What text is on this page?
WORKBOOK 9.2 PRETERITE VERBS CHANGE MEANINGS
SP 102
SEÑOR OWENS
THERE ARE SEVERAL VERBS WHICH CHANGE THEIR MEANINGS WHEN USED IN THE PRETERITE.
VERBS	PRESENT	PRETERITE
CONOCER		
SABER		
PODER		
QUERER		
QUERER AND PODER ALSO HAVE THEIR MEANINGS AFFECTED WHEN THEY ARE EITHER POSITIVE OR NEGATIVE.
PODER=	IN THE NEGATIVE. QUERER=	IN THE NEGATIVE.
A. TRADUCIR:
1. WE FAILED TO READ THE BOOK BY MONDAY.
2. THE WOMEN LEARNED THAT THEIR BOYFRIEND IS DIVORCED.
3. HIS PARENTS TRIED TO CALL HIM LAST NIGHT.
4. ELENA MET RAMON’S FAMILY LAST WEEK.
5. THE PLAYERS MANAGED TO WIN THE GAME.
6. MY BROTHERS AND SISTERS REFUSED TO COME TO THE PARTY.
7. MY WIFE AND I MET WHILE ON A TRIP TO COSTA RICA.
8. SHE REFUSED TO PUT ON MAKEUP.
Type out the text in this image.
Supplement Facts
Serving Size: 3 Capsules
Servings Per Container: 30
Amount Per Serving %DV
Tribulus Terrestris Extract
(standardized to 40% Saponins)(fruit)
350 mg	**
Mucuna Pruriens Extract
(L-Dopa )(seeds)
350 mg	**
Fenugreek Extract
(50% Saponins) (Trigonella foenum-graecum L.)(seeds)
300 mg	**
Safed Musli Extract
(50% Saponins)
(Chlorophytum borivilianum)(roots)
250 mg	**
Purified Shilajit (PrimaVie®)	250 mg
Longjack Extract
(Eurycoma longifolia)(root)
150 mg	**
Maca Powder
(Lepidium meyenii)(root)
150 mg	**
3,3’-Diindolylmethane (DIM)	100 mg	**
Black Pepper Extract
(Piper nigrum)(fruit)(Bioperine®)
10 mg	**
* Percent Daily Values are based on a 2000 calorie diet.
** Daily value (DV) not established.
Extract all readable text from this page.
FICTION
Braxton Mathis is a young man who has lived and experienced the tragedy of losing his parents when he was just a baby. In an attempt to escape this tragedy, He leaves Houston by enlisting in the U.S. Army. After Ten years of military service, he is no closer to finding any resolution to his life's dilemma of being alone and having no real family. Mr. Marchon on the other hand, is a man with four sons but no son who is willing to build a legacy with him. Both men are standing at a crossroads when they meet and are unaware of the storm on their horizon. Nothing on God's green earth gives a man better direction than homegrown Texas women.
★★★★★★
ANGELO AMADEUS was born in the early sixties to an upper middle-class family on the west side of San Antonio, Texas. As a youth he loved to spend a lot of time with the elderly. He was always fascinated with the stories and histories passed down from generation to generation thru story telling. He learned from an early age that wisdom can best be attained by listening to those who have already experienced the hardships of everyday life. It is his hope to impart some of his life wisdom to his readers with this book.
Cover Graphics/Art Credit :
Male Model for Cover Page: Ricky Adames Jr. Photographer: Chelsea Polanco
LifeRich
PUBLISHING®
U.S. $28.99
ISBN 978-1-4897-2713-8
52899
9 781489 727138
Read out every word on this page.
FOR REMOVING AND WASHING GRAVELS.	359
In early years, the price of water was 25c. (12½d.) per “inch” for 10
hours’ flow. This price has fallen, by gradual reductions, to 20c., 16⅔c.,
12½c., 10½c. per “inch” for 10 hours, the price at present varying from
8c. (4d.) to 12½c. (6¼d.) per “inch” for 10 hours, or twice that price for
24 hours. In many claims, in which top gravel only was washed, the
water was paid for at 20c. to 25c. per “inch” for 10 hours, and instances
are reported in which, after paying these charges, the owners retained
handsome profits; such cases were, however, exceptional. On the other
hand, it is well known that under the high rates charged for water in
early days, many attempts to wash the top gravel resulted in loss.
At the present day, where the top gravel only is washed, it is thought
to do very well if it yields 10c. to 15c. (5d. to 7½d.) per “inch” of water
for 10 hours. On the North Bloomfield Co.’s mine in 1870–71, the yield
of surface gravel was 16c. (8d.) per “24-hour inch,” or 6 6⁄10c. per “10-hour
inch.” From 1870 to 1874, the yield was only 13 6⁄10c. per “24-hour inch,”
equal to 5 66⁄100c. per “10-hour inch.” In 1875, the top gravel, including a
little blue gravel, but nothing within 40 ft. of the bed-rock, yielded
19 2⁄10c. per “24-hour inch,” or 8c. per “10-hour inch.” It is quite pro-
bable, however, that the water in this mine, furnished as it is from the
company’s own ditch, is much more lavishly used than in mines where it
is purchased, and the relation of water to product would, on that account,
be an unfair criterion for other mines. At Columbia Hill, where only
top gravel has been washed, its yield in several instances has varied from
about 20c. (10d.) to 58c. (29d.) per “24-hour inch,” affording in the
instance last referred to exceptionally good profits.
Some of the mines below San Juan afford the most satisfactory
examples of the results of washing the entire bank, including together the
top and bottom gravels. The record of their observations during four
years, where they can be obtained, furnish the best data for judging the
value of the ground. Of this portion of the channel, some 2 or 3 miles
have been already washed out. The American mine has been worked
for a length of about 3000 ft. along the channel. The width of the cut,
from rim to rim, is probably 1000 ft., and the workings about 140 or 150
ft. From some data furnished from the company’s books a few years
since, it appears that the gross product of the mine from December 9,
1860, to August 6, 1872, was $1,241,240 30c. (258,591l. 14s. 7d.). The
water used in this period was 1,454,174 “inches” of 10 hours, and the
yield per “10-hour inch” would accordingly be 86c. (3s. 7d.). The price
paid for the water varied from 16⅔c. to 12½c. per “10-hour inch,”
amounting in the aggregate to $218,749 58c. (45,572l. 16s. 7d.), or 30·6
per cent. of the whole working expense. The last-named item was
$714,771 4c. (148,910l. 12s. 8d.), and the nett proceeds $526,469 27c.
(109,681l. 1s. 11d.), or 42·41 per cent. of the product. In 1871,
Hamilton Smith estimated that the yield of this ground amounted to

**TASK STATEMENT**
Repeat the entries exactly, all of them.

**WRITTEN SOLUTION**
What text is on this page?
WORKBOOK 9.2 PRETERITE VERBS CHANGE MEANINGS
SP 102
SEÑOR OWENS
THERE ARE SEVERAL VERBS WHICH CHANGE THEIR MEANINGS WHEN USED IN THE PRETERITE.
VERBS	PRESENT	PRETERITE
CONOCER		
SABER		
PODER		
QUERER		
QUERER AND PODER ALSO HAVE THEIR MEANINGS AFFECTED WHEN THEY ARE EITHER POSITIVE OR NEGATIVE.
PODER=	IN THE NEGATIVE. QUERER=	IN THE NEGATIVE.
A. TRADUCIR:
1. WE FAILED TO READ THE BOOK BY MONDAY.
2. THE WOMEN LEARNED THAT THEIR BOYFRIEND IS DIVORCED.
3. HIS PARENTS TRIED TO CALL HIM LAST NIGHT.
4. ELENA MET RAMON’S FAMILY LAST WEEK.
5. THE PLAYERS MANAGED TO WIN THE GAME.
6. MY BROTHERS AND SISTERS REFUSED TO COME TO THE PARTY.
7. MY WIFE AND I MET WHILE ON A TRIP TO COSTA RICA.
8. SHE REFUSED TO PUT ON MAKEUP.
Type out the text in this image.
Supplement Facts
Serving Size: 3 Capsules
Servings Per Container: 30
Amount Per Serving %DV
Tribulus Terrestris Extract
(standardized to 40% Saponins)(fruit)
350 mg	**
Mucuna Pruriens Extract
(L-Dopa )(seeds)
350 mg	**
Fenugreek Extract
(50% Saponins) (Trigonella foenum-graecum L.)(seeds)
300 mg	**
Safed Musli Extract
(50% Saponins)
(Chlorophytum borivilianum)(roots)
250 mg	**
Purified Shilajit (PrimaVie®)	250 mg
Longjack Extract
(Eurycoma longifolia)(root)
150 mg	**
Maca Powder
(Lepidium meyenii)(root)
150 mg	**
3,3’-Diindolylmethane (DIM)	100 mg	**
Black Pepper Extract
(Piper nigrum)(fruit)(Bioperine®)
10 mg	**
* Percent Daily Values are based on a 2000 calorie diet.
** Daily value (DV) not established.
Extract all readable text from this page.
FICTION
Braxton Mathis is a young man who has lived and experienced the tragedy of losing his parents when he was just a baby. In an attempt to escape this tragedy, He leaves Houston by enlisting in the U.S. Army. After Ten years of military service, he is no closer to finding any resolution to his life's dilemma of being alone and having no real family. Mr. Marchon on the other hand, is a man with four sons but no son who is willing to build a legacy with him. Both men are standing at a crossroads when they meet and are unaware of the storm on their horizon. Nothing on God's green earth gives a man better direction than homegrown Texas women.
★★★★★★
ANGELO AMADEUS was born in the early sixties to an upper middle-class family on the west side of San Antonio, Texas. As a youth he loved to spend a lot of time with the elderly. He was always fascinated with the stories and histories passed down from generation to generation thru story telling. He learned from an early age that wisdom can best be attained by listening to those who have already experienced the hardships of everyday life. It is his hope to impart some of his life wisdom to his readers with this book.
Cover Graphics/Art Credit :
Male Model for Cover Page: Ricky Adames Jr. Photographer: Chelsea Polanco
LifeRich
PUBLISHING®
U.S. $28.99
ISBN 978-1-4897-2713-8
52899
9 781489 727138
Read out every word on this page.
FOR REMOVING AND WASHING GRAVELS.	359
In early years, the price of water was 25c. (12½d.) per “inch” for 10
hours’ flow. This price has fallen, by gradual reductions, to 20c., 16⅔c.,
12½c., 10½c. per “inch” for 10 hours, the price at present varying from
8c. (4d.) to 12½c. (6¼d.) per “inch” for 10 hours, or twice that price for
24 hours. In many claims, in which top gravel only was washed, the
water was paid for at 20c. to 25c. per “inch” for 10 hours, and instances
are reported in which, after paying these charges, the owners retained
handsome profits; such cases were, however, exceptional. On the other
hand, it is well known that under the high rates charged for water in
early days, many attempts to wash the top gravel resulted in loss.
At the present day, where the top gravel only is washed, it is thought
to do very well if it yields 10c. to 15c. (5d. to 7½d.) per “inch” of water
for 10 hours. On the North Bloomfield Co.’s mine in 1870–71, the yield
of surface gravel was 16c. (8d.) per “24-hour inch,” or 6 6⁄10c. per “10-hour
inch.” From 1870 to 1874, the yield was only 13 6⁄10c. per “24-hour inch,”
equal to 5 66⁄100c. per “10-hour inch.” In 1875, the top gravel, including a
little blue gravel, but nothing within 40 ft. of the bed-rock, yielded
19 2⁄10c. per “24-hour inch,” or 8c. per “10-hour inch.” It is quite pro-
bable, however, that the water in this mine, furnished as it is from the
company’s own ditch, is much more lavishly used than in mines where it
is purchased, and the relation of water to product would, on that account,
be an unfair criterion for other mines. At Columbia Hill, where only
top gravel has been washed, its yield in several instances has varied from
about 20c. (10d.) to 58c. (29d.) per “24-hour inch,” affording in the
instance last referred to exceptionally good profits.
Some of the mines below San Juan afford the most satisfactory
examples of the results of washing the entire bank, including together the
top and bottom gravels. The record of their observations during four
years, where they can be obtained, furnish the best data for judging the
value of the ground. Of this portion of the channel, some 2 or 3 miles
have been already washed out. The American mine has been worked
for a length of about 3000 ft. along the channel. The width of the cut,
from rim to rim, is probably 1000 ft., and the workings about 140 or 150
ft. From some data furnished from the company’s books a few years
since, it appears that the gross product of the mine from December 9,
1860, to August 6, 1872, was $1,241,240 30c. (258,591l. 14s. 7d.). The
water used in this period was 1,454,174 “inches” of 10 hours, and the
yield per “10-hour inch” would accordingly be 86c. (3s. 7d.). The price
paid for the water varied from 16⅔c. to 12½c. per “10-hour inch,”
amounting in the aggregate to $218,749 58c. (45,572l. 16s. 7d.), or 30·6
per cent. of the whole working expense. The last-named item was
$714,771 4c. (148,910l. 12s. 8d.), and the nett proceeds $526,469 27c.
(109,681l. 1s. 11d.), or 42·41 per cent. of the product. In 1871,
Hamilton Smith estimated that the yield of this ground amounted to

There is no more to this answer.